::: Datensätze zur Aufgabe :::
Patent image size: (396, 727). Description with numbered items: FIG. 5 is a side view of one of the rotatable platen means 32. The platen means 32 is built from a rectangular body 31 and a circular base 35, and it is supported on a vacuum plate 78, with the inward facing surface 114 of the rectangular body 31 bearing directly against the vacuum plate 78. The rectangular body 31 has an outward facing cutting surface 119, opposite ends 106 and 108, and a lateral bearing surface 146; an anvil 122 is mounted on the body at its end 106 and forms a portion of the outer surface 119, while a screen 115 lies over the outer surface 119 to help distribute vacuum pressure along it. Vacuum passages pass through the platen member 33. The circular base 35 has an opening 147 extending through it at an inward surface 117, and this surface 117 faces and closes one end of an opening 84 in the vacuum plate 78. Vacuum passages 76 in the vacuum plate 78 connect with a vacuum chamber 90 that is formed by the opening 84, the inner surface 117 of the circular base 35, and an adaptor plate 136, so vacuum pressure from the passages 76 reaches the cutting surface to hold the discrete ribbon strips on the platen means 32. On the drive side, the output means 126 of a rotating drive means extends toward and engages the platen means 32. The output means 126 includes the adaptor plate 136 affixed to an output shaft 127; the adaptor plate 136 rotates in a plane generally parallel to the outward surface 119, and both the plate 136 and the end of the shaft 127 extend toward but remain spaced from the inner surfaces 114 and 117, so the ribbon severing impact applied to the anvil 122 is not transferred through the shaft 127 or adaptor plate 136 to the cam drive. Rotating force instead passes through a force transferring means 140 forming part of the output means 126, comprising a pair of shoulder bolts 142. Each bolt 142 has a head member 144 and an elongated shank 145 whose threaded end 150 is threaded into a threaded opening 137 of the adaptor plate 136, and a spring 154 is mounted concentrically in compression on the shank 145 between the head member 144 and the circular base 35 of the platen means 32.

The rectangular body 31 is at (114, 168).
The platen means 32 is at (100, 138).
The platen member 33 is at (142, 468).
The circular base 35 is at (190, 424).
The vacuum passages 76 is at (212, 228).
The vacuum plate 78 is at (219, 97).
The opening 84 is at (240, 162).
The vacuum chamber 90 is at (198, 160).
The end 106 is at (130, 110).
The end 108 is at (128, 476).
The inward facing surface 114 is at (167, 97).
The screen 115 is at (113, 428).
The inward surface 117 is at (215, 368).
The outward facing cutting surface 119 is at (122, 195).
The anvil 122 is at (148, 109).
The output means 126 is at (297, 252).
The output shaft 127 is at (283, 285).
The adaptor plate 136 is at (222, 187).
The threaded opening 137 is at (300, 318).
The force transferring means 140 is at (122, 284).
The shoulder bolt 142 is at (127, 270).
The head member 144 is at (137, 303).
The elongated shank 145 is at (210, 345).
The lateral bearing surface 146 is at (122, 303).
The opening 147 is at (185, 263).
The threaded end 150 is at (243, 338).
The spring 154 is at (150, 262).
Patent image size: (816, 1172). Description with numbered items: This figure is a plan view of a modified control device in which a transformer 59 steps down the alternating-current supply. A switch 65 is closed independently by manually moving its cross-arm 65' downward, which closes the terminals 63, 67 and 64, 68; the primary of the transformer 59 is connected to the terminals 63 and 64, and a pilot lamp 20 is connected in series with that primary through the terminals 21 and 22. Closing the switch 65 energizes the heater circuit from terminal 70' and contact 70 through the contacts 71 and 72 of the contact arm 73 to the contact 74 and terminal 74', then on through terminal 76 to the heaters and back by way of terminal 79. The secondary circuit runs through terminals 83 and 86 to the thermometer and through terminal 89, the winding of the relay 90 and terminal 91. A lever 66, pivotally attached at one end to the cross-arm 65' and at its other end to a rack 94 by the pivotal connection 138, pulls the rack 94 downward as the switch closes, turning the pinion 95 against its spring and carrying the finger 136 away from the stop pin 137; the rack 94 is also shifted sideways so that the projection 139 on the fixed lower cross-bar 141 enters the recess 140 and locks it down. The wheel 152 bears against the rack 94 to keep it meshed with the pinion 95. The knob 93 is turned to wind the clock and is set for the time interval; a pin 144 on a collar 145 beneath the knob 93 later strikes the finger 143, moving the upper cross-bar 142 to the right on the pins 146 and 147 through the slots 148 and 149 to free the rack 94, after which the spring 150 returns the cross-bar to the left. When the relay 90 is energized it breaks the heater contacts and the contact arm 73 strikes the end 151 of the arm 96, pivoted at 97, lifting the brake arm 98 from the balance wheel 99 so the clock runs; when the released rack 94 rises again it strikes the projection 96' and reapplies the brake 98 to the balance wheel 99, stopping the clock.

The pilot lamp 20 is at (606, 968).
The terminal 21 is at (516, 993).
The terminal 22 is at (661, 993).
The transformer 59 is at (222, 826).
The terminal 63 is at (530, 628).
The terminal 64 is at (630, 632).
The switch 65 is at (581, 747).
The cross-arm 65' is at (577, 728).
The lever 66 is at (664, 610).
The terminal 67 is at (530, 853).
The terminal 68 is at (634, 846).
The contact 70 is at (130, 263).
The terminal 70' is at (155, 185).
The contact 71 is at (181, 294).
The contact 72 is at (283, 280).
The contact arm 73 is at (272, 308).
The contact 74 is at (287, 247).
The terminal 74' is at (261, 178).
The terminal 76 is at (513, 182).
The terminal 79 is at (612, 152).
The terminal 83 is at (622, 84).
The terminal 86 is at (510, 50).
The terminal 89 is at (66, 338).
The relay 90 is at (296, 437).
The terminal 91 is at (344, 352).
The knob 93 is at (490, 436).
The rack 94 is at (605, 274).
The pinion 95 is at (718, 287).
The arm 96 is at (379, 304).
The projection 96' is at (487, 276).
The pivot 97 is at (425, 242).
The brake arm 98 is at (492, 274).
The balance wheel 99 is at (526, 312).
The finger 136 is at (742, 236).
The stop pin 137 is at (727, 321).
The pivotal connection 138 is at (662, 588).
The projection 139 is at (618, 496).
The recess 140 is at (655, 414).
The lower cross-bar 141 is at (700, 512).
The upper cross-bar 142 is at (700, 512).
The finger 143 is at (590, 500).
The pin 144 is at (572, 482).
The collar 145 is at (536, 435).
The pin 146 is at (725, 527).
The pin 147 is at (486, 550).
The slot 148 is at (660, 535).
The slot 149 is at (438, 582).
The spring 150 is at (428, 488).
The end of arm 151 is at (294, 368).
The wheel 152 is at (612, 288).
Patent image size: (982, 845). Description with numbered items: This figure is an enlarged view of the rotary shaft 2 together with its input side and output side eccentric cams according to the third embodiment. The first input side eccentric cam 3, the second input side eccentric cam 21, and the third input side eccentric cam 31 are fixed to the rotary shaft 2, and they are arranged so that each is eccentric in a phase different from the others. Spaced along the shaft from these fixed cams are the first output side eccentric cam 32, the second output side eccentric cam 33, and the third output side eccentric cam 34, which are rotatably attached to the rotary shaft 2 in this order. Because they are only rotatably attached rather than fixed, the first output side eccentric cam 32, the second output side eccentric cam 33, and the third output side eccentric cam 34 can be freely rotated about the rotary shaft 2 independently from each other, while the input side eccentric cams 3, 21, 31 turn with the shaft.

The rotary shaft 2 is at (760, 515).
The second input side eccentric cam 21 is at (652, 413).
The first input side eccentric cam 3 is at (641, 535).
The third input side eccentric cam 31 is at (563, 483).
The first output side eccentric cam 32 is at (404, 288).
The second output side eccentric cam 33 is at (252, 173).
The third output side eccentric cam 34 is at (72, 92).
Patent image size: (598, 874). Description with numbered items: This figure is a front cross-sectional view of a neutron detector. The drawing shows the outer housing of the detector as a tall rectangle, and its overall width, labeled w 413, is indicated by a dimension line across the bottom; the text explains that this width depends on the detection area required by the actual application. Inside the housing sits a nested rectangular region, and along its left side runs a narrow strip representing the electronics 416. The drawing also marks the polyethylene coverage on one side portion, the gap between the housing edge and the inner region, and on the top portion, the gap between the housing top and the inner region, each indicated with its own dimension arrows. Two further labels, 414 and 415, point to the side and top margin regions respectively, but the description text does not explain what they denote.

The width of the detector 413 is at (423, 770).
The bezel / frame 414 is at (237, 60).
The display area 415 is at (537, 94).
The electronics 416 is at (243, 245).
:::
*Deine Aufgabe*. Gib aus den Datensätzen oben die Zeilen unverändert aus, beginnend mit der Zeile, die „Patent image size: (598, 874).“ enthält, bis einschließlich der Zeile, die „The width of“ enthält.

*Ergebnis*.
Patent image size: (598, 874). Description with numbered items: This figure is a front cross-sectional view of a neutron detector. The drawing shows the outer housing of the detector as a tall rectangle, and its overall width, labeled w 413, is indicated by a dimension line across the bottom; the text explains that this width depends on the detection area required by the actual application. Inside the housing sits a nested rectangular region, and along its left side runs a narrow strip representing the electronics 416. The drawing also marks the polyethylene coverage on one side portion, the gap between the housing edge and the inner region, and on the top portion, the gap between the housing top and the inner region, each indicated with its own dimension arrows. Two further labels, 414 and 415, point to the side and top margin regions respectively, but the description text does not explain what they denote.

The width of the detector 413 is at (423, 770).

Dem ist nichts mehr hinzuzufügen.